** start DATA SUPPLIED **

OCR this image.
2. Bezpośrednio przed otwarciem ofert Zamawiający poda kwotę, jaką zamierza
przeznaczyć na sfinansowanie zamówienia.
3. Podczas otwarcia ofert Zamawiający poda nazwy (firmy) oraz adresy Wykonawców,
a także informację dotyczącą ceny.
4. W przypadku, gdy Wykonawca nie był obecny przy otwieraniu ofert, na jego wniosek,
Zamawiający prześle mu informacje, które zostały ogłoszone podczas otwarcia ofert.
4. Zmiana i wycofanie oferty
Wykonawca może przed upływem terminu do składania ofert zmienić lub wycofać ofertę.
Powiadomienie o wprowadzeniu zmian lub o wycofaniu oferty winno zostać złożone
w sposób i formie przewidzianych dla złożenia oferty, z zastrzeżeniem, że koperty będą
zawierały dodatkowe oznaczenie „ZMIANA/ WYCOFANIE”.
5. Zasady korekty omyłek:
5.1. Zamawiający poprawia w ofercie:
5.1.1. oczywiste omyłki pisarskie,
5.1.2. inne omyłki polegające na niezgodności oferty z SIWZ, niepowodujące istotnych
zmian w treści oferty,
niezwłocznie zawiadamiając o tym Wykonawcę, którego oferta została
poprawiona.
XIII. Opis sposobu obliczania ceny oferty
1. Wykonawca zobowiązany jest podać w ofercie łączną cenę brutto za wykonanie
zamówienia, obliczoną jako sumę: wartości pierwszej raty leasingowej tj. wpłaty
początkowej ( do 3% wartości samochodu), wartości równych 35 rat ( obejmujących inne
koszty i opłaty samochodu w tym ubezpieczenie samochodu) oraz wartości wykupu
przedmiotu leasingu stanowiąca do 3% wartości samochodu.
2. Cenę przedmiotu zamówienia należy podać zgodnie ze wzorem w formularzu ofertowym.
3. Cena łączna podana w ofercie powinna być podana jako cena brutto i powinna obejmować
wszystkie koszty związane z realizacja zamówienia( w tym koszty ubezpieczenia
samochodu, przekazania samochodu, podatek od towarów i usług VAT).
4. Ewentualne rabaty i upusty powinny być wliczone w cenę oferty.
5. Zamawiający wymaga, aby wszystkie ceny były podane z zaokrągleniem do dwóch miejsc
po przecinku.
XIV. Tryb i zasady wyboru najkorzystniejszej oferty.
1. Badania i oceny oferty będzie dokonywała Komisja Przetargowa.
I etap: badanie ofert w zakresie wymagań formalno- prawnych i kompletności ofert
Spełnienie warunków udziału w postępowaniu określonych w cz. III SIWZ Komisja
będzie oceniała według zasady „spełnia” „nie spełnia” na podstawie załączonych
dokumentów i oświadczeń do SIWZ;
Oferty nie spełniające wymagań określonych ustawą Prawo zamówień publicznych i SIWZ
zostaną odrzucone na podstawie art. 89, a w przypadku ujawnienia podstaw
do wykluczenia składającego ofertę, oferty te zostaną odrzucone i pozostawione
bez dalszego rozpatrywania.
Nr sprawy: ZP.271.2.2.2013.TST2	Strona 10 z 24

** end DATA SUPPLIED **

● **EXERCISE DIRECTIONS**
From the first line to the last, please quote the material above exactly.

● **OUTPUT**
OCR this image.
2. Bezpośrednio przed otwarciem ofert Zamawiający poda kwotę, jaką zamierza
przeznaczyć na sfinansowanie zamówienia.
3. Podczas otwarcia ofert Zamawiający poda nazwy (firmy) oraz adresy Wykonawców,
a także informację dotyczącą ceny.
4. W przypadku, gdy Wykonawca nie był obecny przy otwieraniu ofert, na jego wniosek,
Zamawiający prześle mu informacje, które zostały ogłoszone podczas otwarcia ofert.
4. Zmiana i wycofanie oferty
Wykonawca może przed upływem terminu do składania ofert zmienić lub wycofać ofertę.
Powiadomienie o wprowadzeniu zmian lub o wycofaniu oferty winno zostać złożone
w sposób i formie przewidzianych dla złożenia oferty, z zastrzeżeniem, że koperty będą
zawierały dodatkowe oznaczenie „ZMIANA/ WYCOFANIE”.
5. Zasady korekty omyłek:
5.1. Zamawiający poprawia w ofercie:
5.1.1. oczywiste omyłki pisarskie,
5.1.2. inne omyłki polegające na niezgodności oferty z SIWZ, niepowodujące istotnych
zmian w treści oferty,
niezwłocznie zawiadamiając o tym Wykonawcę, którego oferta została
poprawiona.
XIII. Opis sposobu obliczania ceny oferty
1. Wykonawca zobowiązany jest podać w ofercie łączną cenę brutto za wykonanie
zamówienia, obliczoną jako sumę: wartości pierwszej raty leasingowej tj. wpłaty
początkowej ( do 3% wartości samochodu), wartości równych 35 rat ( obejmujących inne
koszty i opłaty samochodu w tym ubezpieczenie samochodu) oraz wartości wykupu
przedmiotu leasingu stanowiąca do 3% wartości samochodu.
2. Cenę przedmiotu zamówienia należy podać zgodnie ze wzorem w formularzu ofertowym.
3. Cena łączna podana w ofercie powinna być podana jako cena brutto i powinna obejmować
wszystkie koszty związane z realizacja zamówienia( w tym koszty ubezpieczenia
samochodu, przekazania samochodu, podatek od towarów i usług VAT).
4. Ewentualne rabaty i upusty powinny być wliczone w cenę oferty.
5. Zamawiający wymaga, aby wszystkie ceny były podane z zaokrągleniem do dwóch miejsc
po przecinku.
XIV. Tryb i zasady wyboru najkorzystniejszej oferty.
1. Badania i oceny oferty będzie dokonywała Komisja Przetargowa.
I etap: badanie ofert w zakresie wymagań formalno- prawnych i kompletności ofert
Spełnienie warunków udziału w postępowaniu określonych w cz. III SIWZ Komisja
będzie oceniała według zasady „spełnia” „nie spełnia” na podstawie załączonych
dokumentów i oświadczeń do SIWZ;
Oferty nie spełniające wymagań określonych ustawą Prawo zamówień publicznych i SIWZ
zostaną odrzucone na podstawie art. 89, a w przypadku ujawnienia podstaw
do wykluczenia składającego ofertę, oferty te zostaną odrzucone i pozostawione
bez dalszego rozpatrywania.
Nr sprawy: ZP.271.2.2.2013.TST2	Strona 10 z 24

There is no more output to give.